▸ Exercise data

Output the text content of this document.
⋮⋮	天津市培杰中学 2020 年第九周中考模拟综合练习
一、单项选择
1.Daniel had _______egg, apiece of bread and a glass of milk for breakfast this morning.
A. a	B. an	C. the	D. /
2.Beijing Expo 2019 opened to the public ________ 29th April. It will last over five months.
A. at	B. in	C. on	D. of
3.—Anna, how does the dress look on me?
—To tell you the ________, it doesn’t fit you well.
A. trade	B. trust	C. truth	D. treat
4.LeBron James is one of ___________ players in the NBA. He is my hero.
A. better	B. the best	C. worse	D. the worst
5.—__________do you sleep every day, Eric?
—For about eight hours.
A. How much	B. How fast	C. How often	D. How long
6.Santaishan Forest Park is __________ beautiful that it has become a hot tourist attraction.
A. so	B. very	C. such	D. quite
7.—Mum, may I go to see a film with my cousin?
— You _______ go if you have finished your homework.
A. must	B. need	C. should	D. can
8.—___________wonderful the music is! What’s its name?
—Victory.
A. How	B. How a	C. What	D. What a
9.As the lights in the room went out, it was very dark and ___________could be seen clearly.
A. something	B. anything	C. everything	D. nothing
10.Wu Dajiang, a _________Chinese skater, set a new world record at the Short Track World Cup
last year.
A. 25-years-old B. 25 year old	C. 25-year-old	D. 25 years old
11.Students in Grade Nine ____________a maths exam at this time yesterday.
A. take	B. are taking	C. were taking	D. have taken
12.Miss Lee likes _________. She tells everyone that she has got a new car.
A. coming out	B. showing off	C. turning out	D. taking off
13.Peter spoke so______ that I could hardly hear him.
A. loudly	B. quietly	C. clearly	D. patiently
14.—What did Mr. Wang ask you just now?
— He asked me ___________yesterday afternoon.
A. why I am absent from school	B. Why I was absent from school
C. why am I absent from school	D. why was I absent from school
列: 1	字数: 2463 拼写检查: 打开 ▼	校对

▸ Aim
Display every line of the listing that contains the string "have".

▸ Exercise output
— You _______ go if you have finished your homework.
A. take	B. are taking	C. were taking	D. have taken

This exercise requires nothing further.